WHAT IS ASKED
Where a line holds "Männer", copy it.

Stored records
----------

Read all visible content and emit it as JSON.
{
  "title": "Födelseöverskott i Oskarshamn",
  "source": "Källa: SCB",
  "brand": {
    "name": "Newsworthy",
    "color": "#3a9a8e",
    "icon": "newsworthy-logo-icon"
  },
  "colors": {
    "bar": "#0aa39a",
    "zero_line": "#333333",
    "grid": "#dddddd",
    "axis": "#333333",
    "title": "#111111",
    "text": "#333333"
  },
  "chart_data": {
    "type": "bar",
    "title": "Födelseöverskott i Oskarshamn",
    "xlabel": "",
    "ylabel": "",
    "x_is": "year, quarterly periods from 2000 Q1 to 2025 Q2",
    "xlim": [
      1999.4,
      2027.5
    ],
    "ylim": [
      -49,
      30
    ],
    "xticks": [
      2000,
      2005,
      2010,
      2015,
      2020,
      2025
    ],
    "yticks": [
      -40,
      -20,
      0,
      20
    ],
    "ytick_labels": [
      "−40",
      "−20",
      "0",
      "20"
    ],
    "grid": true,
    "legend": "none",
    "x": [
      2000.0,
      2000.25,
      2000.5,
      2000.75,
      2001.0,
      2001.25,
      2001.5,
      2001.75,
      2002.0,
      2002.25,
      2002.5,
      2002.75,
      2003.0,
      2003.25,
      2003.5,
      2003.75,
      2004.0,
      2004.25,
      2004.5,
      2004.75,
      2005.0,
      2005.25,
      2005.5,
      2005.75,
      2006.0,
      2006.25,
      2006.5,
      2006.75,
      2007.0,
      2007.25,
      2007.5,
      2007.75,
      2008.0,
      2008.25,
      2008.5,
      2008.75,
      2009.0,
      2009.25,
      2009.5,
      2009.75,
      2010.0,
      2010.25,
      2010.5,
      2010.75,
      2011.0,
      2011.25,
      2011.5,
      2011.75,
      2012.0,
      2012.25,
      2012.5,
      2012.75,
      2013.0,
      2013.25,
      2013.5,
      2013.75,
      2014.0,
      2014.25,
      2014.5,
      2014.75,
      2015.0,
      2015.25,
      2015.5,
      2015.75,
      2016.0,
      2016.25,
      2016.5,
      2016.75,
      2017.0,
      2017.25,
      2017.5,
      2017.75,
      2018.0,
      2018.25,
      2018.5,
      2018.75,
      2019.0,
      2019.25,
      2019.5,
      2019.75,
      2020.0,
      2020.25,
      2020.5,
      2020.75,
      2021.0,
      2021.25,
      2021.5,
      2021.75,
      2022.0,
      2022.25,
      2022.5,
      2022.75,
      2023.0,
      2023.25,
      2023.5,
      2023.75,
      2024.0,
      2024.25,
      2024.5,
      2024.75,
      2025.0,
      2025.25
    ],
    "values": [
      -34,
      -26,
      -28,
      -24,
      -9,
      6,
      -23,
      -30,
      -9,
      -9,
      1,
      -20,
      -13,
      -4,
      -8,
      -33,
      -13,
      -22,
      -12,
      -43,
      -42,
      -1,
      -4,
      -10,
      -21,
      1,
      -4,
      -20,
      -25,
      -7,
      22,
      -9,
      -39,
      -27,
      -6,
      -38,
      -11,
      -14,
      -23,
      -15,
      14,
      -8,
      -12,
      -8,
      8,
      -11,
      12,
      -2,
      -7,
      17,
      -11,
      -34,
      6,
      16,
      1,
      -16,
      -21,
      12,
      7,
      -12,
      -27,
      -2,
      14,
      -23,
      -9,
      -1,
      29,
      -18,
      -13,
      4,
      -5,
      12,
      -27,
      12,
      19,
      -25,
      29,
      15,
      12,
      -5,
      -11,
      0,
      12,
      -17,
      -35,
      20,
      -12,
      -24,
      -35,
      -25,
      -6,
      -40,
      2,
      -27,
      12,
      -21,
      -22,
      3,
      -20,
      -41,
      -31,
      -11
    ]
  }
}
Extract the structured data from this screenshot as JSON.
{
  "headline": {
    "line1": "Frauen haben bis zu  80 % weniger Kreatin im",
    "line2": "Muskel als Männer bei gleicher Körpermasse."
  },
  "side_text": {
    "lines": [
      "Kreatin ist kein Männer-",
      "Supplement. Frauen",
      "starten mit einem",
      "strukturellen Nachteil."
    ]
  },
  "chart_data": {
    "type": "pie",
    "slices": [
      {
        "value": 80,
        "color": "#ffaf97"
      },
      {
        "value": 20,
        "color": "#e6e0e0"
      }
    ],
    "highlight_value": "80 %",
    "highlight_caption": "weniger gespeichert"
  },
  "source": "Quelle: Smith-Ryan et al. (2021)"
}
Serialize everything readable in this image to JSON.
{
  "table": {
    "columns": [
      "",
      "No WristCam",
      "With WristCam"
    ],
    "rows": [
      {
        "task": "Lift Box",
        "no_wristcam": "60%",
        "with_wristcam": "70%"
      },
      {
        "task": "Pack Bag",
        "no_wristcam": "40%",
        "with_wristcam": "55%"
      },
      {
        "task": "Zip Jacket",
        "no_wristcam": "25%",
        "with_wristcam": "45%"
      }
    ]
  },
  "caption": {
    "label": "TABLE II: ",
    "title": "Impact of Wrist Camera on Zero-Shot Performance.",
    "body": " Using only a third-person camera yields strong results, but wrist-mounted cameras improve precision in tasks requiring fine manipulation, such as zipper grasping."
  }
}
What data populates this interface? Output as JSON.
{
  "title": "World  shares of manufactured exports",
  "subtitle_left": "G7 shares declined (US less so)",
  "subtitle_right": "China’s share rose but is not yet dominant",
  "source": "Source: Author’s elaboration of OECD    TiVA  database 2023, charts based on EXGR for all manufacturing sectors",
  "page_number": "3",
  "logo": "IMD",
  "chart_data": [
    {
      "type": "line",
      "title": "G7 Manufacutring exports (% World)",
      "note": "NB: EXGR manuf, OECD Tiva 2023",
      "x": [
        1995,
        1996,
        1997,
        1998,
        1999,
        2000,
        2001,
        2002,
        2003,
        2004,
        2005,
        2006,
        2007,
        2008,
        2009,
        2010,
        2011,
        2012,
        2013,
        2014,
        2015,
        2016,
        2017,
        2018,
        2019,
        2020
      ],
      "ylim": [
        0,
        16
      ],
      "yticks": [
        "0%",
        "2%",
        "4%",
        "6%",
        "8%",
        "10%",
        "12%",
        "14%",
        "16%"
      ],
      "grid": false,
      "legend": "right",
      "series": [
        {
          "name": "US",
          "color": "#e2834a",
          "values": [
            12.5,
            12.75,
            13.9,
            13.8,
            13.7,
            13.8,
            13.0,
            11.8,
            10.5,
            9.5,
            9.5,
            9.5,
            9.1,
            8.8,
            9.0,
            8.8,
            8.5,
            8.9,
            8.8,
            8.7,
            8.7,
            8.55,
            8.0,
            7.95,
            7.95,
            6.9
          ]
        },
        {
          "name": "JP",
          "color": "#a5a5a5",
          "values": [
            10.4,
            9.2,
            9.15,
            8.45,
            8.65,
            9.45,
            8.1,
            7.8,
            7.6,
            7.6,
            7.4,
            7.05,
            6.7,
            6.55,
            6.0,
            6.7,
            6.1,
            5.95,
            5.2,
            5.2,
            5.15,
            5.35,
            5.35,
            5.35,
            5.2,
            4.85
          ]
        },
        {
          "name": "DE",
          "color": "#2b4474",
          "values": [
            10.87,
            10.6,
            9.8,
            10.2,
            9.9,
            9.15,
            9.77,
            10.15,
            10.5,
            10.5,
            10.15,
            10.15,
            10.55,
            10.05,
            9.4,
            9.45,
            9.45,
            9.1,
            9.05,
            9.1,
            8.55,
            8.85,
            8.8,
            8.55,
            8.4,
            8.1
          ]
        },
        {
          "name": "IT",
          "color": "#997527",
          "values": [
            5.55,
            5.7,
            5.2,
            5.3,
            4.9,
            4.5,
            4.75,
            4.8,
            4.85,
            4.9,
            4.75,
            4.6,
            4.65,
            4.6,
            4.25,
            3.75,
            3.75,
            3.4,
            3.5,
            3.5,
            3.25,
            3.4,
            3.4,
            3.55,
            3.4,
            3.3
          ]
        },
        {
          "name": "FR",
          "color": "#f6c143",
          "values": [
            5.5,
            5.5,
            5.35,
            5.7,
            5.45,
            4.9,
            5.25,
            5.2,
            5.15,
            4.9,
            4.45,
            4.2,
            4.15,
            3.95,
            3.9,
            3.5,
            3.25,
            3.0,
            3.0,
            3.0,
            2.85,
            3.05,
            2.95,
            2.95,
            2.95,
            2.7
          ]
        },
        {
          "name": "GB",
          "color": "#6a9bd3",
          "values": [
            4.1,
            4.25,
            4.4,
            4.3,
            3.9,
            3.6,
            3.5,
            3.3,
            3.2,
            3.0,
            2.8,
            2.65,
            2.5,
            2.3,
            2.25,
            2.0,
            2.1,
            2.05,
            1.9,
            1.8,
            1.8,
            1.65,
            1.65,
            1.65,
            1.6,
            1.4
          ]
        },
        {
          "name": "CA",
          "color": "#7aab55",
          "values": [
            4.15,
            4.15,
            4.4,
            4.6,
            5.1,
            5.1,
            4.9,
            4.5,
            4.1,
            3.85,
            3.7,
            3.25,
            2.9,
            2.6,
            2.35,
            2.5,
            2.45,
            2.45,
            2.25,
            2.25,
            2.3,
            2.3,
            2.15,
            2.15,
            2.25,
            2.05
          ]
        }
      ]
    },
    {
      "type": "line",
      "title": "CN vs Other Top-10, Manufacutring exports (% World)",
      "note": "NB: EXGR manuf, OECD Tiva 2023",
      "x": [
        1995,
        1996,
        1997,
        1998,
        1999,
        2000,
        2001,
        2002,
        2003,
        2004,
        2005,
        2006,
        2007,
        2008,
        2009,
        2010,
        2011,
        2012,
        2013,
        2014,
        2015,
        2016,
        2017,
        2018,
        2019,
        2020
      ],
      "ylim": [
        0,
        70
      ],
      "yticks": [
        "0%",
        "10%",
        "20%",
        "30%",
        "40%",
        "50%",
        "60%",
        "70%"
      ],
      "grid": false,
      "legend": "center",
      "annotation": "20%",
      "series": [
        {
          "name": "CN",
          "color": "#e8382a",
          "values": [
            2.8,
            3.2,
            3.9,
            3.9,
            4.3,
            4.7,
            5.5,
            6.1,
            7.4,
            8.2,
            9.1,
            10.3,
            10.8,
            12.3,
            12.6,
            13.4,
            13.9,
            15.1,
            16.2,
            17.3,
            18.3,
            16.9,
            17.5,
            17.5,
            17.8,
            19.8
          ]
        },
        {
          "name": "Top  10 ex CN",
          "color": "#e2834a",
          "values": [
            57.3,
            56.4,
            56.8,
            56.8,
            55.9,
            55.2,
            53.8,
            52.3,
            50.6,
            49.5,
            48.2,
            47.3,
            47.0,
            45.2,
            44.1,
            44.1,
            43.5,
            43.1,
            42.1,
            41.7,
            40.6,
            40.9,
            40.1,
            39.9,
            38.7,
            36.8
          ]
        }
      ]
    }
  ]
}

----------

RESULT OF THE EXERCISE
    "line2": "Muskel als Männer bei gleicher Körpermasse."
      "Kreatin ist kein Männer-",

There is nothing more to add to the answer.